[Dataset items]
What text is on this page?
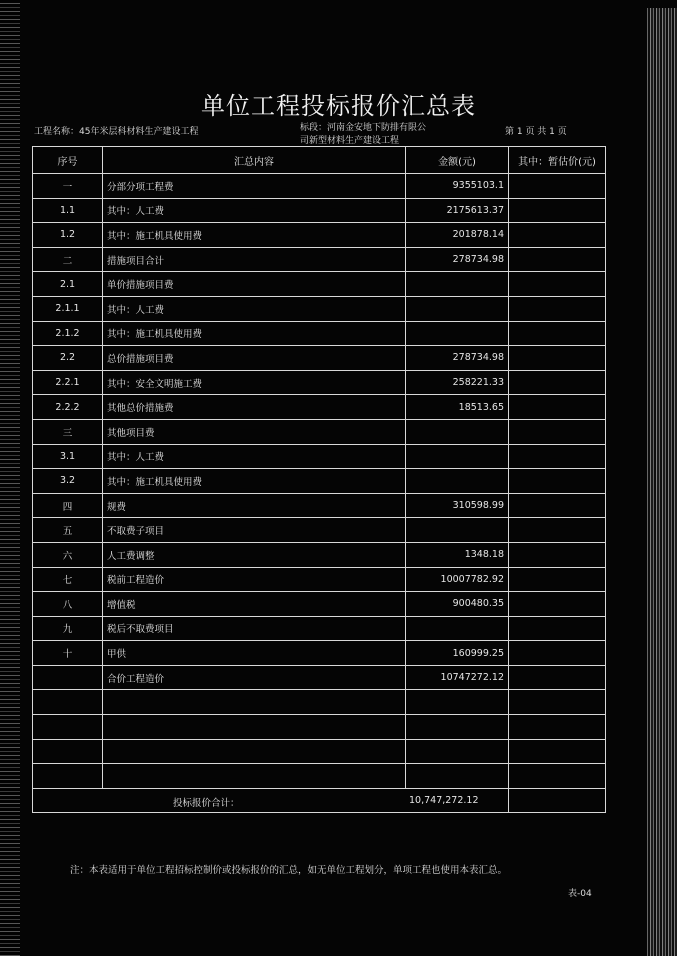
单位工程投标报价汇总表
工程名称：45年米层科材料生产建设工程	标段：河南金安地下防排有限公
司新型材料生产建设工程
第 1 页 共 1 页
序号	汇总内容	金额(元)	其中：暂估价(元)
一	分部分项工程费	9355103.1	
1.1	其中：人工费	2175613.37	
1.2	其中：施工机具使用费	201878.14	
二	措施项目合计	278734.98	
2.1	单价措施项目费		
2.1.1	其中：人工费		
2.1.2	其中：施工机具使用费		
2.2	总价措施项目费	278734.98	
2.2.1	其中：安全文明施工费	258221.33	
2.2.2	其他总价措施费	18513.65	
三	其他项目费		
3.1	其中：人工费		
3.2	其中：施工机具使用费		
四	规费	310598.99	
五	不取费子项目		
六	人工费调整	1348.18	
七	税前工程造价	10007782.92	
八	增值税	900480.35	
九	税后不取费项目		
十	甲供	160999.25	
	合价工程造价	10747272.12	

投标报价合计： 10,747,272.12			

注：本表适用于单位工程招标控制价或投标报价的汇总，如无单位工程划分，单项工程也使用本表汇总。
表-04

**Written request**
Leave out every picture and copy the rest of the records exactly.

**Solution**
What text is on this page?
单位工程投标报价汇总表
工程名称：45年米层科材料生产建设工程	标段：河南金安地下防排有限公
司新型材料生产建设工程
第 1 页 共 1 页
序号	汇总内容	金额(元)	其中：暂估价(元)
一	分部分项工程费	9355103.1	
1.1	其中：人工费	2175613.37	
1.2	其中：施工机具使用费	201878.14	
二	措施项目合计	278734.98	
2.1	单价措施项目费		
2.1.1	其中：人工费		
2.1.2	其中：施工机具使用费		
2.2	总价措施项目费	278734.98	
2.2.1	其中：安全文明施工费	258221.33	
2.2.2	其他总价措施费	18513.65	
三	其他项目费		
3.1	其中：人工费		
3.2	其中：施工机具使用费		
四	规费	310598.99	
五	不取费子项目		
六	人工费调整	1348.18	
七	税前工程造价	10007782.92	
八	增值税	900480.35	
九	税后不取费项目		
十	甲供	160999.25	
	合价工程造价	10747272.12	

投标报价合计： 10,747,272.12			

注：本表适用于单位工程招标控制价或投标报价的汇总，如无单位工程划分，单项工程也使用本表汇总。
表-04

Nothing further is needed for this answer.